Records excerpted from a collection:
☆ ☆ ☆ ☆ ☆ ☆ ☆
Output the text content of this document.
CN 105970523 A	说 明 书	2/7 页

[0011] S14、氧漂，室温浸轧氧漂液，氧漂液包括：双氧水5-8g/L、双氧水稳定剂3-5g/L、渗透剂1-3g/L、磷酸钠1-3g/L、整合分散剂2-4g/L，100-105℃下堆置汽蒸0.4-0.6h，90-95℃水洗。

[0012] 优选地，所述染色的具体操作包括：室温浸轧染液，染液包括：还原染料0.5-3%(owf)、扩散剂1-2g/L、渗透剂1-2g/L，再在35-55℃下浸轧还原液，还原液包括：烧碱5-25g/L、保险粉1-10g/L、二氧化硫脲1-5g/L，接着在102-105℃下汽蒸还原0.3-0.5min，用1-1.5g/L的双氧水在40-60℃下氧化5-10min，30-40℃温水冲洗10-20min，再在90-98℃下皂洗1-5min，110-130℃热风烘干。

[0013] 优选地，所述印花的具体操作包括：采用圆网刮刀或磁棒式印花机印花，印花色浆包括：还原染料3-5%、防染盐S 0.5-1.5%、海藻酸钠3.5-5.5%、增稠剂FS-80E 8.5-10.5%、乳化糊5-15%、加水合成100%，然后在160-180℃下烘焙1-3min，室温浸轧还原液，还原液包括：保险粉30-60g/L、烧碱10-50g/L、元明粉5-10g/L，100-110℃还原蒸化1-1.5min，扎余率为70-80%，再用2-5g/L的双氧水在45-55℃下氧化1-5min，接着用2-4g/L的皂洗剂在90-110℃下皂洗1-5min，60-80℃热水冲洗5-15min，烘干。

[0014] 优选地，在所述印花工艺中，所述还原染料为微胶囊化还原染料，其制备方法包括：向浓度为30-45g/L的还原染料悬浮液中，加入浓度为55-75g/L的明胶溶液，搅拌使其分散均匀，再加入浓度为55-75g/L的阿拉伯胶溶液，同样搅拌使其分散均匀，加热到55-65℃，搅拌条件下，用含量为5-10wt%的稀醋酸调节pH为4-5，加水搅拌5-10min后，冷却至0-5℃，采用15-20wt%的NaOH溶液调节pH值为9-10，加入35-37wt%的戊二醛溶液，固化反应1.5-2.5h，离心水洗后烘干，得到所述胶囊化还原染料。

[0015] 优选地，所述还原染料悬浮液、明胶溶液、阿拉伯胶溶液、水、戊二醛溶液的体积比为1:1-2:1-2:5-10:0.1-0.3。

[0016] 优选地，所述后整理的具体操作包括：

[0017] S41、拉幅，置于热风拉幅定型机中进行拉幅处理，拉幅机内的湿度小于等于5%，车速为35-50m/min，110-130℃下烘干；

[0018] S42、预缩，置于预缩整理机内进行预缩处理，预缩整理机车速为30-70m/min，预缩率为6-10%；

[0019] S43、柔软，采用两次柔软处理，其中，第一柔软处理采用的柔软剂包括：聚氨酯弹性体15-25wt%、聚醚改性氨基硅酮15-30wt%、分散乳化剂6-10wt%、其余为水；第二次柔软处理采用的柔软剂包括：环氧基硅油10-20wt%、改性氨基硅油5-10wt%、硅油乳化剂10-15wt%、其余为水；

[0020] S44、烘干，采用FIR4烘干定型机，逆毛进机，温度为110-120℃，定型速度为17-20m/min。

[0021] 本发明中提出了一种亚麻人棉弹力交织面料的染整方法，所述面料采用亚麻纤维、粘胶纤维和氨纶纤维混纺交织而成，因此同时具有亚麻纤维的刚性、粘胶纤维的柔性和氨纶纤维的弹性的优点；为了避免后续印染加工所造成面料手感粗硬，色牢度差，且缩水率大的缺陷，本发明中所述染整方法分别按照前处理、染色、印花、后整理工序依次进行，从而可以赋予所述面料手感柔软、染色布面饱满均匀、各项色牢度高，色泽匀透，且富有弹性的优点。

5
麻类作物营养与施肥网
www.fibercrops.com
☆ ☆ ☆ ☆ ☆ ☆ ☆
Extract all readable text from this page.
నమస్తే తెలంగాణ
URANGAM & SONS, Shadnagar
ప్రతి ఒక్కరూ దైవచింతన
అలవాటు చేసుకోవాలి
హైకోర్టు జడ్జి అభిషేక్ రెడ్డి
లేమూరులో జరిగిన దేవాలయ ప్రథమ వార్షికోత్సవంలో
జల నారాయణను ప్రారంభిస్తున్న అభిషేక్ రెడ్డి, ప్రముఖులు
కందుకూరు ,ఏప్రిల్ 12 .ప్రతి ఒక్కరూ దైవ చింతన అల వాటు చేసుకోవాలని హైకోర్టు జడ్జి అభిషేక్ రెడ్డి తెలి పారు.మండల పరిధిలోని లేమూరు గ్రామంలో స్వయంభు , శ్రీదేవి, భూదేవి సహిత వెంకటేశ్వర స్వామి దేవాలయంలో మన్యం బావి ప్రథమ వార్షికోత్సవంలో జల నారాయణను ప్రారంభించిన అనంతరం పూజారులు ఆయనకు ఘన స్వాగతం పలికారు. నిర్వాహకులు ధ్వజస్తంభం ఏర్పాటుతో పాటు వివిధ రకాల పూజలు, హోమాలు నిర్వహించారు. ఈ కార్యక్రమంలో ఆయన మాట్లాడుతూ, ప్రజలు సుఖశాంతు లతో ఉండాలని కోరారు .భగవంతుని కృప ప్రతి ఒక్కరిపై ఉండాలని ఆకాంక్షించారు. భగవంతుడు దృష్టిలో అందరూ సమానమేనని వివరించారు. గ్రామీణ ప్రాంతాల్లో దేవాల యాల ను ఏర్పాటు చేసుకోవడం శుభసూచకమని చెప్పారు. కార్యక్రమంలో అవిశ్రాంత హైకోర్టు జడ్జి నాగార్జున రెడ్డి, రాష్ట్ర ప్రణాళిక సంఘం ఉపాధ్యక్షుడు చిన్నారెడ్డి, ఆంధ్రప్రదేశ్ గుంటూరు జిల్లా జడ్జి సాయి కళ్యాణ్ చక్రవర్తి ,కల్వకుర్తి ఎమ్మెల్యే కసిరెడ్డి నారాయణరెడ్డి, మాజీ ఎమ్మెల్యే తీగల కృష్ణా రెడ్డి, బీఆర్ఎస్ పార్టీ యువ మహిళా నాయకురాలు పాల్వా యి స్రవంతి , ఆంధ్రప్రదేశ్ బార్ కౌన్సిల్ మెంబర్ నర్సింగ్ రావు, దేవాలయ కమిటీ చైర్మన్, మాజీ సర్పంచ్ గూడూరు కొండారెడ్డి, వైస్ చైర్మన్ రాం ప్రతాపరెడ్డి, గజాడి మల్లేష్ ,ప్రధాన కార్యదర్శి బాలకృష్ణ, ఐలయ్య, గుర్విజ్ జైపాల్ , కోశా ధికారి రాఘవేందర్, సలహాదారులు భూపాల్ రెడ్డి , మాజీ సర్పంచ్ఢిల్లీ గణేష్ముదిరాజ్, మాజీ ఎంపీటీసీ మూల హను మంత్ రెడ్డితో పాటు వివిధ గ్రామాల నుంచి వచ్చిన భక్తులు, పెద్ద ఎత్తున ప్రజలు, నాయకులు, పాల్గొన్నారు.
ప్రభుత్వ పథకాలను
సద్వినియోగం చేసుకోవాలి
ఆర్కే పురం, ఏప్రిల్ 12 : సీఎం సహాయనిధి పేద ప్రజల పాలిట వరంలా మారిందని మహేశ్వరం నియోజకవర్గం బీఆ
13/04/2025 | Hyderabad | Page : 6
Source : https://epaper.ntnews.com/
☆ ☆ ☆ ☆ ☆ ☆ ☆
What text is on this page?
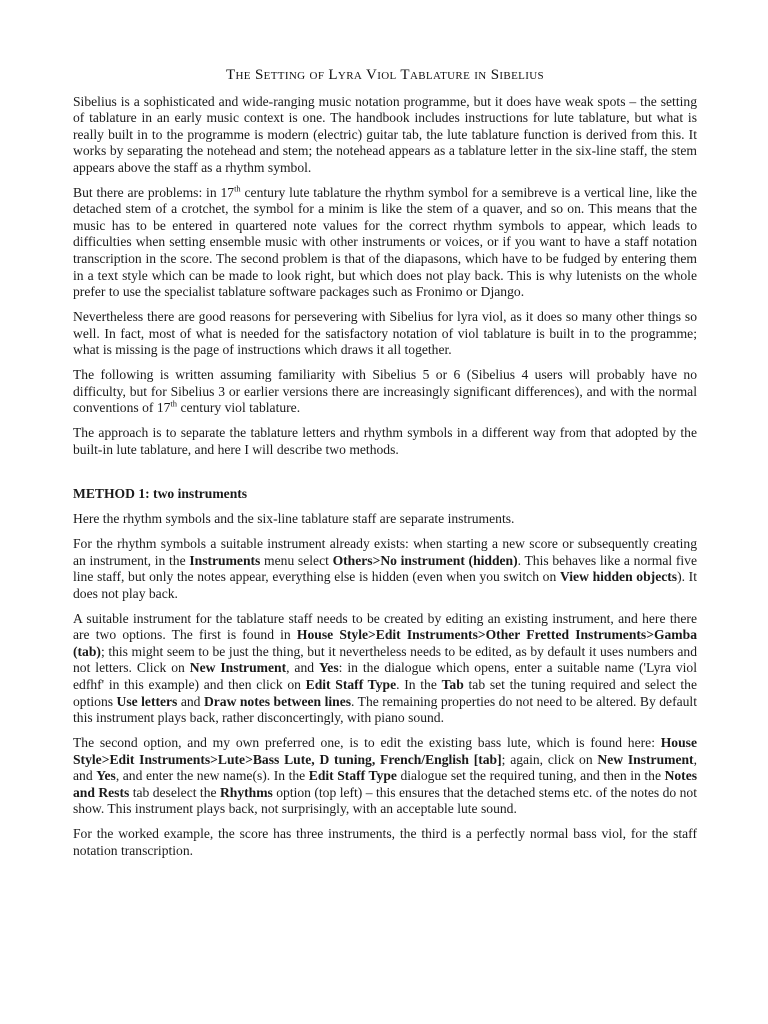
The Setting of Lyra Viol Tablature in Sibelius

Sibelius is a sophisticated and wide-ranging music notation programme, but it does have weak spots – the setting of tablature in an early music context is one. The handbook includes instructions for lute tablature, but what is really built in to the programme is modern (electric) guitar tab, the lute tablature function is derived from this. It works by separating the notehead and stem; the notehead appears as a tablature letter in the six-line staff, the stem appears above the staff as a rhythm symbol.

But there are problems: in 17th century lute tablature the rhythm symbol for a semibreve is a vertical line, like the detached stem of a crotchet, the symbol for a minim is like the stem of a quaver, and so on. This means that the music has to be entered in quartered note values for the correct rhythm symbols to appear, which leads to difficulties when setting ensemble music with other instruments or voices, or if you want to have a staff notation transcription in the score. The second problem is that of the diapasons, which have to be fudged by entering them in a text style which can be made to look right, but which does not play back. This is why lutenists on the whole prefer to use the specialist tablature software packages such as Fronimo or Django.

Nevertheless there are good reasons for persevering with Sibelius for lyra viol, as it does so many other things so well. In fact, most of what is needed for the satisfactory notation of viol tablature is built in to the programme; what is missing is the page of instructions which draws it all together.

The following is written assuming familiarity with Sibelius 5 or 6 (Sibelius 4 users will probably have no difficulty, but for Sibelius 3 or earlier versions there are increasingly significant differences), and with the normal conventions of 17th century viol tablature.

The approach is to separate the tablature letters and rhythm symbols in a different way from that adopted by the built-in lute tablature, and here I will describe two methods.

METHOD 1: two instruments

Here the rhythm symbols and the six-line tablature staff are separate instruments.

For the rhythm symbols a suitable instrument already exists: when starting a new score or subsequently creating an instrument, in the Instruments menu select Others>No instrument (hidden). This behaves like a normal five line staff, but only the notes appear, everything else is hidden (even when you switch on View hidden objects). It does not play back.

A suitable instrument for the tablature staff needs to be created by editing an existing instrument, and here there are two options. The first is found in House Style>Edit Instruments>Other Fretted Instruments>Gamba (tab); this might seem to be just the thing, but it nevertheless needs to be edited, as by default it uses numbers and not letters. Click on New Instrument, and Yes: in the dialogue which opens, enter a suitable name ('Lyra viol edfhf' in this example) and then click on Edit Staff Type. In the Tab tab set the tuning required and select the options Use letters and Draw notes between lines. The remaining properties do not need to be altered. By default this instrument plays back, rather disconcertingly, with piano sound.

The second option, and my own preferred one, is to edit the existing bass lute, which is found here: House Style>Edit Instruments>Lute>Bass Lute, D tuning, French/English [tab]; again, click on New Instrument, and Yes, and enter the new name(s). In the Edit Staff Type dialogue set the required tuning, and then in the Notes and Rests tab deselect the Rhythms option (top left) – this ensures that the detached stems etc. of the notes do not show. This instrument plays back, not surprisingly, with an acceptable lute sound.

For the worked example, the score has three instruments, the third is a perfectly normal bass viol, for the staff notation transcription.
☆ ☆ ☆ ☆ ☆ ☆ ☆
## [Written problem]
Look through the listing above. Pick out each line with "will" and copy it.

## [Completed task]
The following is written assuming familiarity with Sibelius 5 or 6 (Sibelius 4 users will probably have no difficulty, but for Sibelius 3 or earlier versions there are increasingly significant differences), and with the normal conventions of 17th century viol tablature.
The approach is to separate the tablature letters and rhythm symbols in a different way from that adopted by the built-in lute tablature, and here I will describe two methods.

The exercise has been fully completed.